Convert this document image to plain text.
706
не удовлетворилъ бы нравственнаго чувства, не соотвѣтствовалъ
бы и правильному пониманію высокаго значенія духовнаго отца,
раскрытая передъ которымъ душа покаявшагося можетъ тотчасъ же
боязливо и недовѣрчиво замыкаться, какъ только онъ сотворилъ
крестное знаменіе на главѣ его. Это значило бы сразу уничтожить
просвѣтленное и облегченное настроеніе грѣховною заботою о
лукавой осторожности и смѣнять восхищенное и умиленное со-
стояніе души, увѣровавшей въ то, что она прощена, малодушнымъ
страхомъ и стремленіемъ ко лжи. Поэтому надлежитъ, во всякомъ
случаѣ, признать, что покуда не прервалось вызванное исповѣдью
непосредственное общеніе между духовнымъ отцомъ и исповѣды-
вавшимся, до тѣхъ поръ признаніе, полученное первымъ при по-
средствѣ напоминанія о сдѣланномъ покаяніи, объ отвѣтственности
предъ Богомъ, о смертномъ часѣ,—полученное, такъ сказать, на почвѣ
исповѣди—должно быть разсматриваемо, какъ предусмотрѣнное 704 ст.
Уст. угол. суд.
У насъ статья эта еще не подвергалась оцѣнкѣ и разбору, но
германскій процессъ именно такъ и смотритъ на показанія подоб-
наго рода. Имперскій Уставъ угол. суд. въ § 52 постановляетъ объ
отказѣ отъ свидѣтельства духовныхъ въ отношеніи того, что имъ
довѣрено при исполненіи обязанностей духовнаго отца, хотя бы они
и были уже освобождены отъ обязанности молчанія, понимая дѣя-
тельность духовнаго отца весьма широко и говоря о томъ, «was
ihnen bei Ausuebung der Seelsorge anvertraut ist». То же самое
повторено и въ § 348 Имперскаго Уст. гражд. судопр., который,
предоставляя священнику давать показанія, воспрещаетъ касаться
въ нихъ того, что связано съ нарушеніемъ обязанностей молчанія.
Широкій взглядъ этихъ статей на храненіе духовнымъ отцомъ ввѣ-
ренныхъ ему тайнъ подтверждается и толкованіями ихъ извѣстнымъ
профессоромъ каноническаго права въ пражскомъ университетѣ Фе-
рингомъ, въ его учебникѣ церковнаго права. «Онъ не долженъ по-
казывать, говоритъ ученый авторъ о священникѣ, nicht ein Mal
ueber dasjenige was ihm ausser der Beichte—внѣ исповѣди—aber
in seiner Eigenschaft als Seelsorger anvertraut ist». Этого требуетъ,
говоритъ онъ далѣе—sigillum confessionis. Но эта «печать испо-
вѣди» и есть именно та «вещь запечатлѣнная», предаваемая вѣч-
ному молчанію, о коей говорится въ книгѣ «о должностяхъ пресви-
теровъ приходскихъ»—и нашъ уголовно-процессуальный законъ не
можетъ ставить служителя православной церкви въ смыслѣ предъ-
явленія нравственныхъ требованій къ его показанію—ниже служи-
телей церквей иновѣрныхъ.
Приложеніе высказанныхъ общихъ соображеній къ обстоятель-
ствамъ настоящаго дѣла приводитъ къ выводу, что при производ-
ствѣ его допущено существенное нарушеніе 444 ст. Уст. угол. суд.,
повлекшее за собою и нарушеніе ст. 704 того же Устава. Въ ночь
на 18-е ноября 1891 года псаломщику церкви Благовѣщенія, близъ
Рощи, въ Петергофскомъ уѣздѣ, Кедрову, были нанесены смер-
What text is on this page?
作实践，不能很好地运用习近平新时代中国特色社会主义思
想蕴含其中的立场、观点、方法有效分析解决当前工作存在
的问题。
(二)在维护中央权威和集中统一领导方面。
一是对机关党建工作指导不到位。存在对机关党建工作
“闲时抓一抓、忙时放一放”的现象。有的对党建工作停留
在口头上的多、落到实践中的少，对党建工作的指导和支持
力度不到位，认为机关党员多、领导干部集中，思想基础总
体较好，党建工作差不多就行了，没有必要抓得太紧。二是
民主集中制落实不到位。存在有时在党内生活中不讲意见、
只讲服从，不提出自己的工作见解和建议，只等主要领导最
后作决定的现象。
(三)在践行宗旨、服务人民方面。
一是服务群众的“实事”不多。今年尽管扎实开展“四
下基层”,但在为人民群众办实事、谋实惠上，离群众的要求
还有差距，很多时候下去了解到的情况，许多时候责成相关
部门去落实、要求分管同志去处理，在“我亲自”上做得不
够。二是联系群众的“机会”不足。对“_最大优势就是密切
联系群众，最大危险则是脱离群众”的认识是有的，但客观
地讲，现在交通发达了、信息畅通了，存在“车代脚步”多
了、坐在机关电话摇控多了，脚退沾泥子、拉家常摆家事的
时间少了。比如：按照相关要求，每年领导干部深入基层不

Job
Reply with one number only: how many lines of the listing hold "молчанія"?

Correct result
2